-- Aim of the exercise --
Report every line of the rows below that contains the string "TOTALS", copying each line in full.

** Start of Data shown **

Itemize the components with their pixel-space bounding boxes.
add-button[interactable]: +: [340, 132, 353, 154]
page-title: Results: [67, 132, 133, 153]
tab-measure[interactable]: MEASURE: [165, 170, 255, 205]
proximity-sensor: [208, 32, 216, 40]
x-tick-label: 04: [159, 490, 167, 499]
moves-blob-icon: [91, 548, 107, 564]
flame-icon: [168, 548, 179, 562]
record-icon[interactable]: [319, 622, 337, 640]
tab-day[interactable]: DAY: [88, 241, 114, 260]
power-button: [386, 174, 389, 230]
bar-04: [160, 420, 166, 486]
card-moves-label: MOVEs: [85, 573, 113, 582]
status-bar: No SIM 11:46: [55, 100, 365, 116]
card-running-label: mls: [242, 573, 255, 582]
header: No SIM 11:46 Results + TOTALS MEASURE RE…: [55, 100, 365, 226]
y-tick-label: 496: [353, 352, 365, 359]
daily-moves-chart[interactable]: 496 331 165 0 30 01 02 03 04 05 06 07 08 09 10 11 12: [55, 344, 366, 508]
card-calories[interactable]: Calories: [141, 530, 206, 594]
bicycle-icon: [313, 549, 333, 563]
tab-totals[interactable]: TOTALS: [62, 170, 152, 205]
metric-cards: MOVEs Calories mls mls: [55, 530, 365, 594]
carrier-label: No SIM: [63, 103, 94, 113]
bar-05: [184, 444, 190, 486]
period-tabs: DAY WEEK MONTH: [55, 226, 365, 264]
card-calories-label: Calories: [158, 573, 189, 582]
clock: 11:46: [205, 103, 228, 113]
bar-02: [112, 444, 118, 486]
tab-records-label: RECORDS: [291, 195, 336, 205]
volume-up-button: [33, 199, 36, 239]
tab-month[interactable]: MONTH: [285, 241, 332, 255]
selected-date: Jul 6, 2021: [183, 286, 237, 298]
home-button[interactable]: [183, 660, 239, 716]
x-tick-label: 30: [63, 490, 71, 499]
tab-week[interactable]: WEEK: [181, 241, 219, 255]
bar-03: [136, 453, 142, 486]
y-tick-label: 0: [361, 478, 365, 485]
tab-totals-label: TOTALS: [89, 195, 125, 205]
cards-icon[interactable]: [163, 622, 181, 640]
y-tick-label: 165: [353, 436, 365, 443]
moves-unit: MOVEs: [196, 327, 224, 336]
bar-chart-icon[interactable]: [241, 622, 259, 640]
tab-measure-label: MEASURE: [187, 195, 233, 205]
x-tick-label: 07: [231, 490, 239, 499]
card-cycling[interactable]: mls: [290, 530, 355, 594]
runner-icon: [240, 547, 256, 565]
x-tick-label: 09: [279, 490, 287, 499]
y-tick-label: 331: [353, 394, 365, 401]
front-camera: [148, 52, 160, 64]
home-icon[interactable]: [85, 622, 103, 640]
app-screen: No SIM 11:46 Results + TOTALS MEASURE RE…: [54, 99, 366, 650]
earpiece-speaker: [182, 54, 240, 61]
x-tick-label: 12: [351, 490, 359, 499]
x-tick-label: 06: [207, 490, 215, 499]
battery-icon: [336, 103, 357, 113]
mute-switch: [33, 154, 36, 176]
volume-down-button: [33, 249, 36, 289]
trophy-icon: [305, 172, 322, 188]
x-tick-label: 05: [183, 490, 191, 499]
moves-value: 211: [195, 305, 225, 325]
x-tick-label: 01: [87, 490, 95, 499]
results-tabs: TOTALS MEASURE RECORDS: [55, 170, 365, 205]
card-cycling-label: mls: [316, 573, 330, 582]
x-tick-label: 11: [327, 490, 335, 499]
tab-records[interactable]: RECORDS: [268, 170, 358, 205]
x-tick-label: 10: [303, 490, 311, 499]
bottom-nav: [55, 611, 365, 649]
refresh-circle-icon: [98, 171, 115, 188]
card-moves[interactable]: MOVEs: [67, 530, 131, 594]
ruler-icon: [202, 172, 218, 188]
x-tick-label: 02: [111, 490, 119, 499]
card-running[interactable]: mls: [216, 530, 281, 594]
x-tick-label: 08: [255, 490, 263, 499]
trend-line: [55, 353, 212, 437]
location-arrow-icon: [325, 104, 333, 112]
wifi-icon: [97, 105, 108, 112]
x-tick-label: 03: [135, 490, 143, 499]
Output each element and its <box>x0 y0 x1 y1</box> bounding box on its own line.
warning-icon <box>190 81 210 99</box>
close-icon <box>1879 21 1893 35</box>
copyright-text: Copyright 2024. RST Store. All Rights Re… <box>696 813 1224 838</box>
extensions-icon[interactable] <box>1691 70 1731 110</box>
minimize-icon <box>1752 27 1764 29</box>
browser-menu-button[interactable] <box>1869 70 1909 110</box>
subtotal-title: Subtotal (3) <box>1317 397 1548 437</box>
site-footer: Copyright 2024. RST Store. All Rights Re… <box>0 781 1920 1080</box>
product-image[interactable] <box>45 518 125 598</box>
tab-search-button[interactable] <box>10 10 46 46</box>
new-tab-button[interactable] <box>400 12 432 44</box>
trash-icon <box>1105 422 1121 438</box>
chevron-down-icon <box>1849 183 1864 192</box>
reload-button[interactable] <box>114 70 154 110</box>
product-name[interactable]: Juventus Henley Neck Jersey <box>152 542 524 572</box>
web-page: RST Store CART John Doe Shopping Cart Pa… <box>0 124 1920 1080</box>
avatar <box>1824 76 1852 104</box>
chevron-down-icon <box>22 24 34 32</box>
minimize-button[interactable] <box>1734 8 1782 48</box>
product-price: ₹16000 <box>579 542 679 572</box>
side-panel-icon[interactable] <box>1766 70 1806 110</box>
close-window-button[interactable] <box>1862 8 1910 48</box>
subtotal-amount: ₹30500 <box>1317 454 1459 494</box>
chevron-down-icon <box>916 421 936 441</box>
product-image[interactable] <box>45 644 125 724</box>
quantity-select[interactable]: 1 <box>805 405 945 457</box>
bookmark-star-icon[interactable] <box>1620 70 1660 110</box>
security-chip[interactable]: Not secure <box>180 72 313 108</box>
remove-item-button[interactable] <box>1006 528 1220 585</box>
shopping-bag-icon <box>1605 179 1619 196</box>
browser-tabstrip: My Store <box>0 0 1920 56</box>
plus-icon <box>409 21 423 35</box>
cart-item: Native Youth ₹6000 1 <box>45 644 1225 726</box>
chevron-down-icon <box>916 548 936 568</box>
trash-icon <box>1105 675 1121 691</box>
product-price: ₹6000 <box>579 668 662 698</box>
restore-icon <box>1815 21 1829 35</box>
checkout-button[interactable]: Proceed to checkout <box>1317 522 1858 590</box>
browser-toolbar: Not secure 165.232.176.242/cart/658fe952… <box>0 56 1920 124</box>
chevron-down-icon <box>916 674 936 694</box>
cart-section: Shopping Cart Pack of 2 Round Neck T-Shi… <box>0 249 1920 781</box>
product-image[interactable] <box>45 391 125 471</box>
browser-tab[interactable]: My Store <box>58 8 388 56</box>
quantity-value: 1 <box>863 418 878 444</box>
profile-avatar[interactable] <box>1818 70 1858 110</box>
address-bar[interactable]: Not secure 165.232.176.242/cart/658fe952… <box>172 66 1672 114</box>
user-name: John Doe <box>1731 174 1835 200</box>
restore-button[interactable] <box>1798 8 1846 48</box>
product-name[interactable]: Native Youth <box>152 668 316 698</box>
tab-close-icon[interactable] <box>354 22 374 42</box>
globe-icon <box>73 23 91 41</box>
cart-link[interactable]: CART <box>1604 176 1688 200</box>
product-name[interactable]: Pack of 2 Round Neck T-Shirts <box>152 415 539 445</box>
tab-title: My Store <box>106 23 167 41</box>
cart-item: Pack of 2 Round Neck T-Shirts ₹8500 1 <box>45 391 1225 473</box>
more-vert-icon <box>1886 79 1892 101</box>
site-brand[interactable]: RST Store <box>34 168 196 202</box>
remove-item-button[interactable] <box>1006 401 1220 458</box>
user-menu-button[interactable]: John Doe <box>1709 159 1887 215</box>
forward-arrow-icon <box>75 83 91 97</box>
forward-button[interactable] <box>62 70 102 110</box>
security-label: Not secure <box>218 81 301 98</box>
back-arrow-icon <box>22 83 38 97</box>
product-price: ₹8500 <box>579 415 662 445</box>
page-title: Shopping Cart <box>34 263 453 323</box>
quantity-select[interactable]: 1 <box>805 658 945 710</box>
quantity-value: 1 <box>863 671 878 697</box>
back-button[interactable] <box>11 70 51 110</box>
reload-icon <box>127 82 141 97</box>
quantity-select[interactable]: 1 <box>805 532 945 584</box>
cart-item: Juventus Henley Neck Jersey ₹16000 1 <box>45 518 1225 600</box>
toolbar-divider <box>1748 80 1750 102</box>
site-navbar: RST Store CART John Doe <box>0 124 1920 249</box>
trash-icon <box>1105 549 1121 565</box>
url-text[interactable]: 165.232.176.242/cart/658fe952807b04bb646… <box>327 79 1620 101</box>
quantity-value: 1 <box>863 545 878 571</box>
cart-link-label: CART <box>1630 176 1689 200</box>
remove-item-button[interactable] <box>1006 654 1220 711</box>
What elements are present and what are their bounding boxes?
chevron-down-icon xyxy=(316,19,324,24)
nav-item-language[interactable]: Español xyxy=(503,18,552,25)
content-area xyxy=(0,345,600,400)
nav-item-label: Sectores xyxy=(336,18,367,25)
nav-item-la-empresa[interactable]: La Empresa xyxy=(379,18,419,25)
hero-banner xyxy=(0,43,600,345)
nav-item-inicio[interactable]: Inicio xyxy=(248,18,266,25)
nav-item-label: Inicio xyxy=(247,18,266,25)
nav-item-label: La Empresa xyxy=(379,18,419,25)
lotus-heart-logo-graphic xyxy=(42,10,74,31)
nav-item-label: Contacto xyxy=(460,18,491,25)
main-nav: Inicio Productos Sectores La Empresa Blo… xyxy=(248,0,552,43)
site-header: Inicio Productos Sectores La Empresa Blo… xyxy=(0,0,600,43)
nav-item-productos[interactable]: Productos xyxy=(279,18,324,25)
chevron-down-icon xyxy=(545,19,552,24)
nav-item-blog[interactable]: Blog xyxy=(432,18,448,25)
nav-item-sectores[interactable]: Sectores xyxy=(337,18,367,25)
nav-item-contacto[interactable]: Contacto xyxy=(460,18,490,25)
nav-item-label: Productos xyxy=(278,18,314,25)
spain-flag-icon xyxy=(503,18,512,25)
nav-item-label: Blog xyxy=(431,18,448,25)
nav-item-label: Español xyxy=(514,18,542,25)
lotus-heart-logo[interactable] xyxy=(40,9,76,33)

** End of Data shown **

-- Right answer --
header: No SIM 11:46 Results + TOTALS MEASURE RE…: [55, 100, 365, 226]
tab-totals[interactable]: TOTALS: [62, 170, 152, 205]
tab-totals-label: TOTALS: [89, 195, 125, 205]
app-screen: No SIM 11:46 Results + TOTALS MEASURE RE…: [54, 99, 366, 650]
results-tabs: TOTALS MEASURE RECORDS: [55, 170, 365, 205]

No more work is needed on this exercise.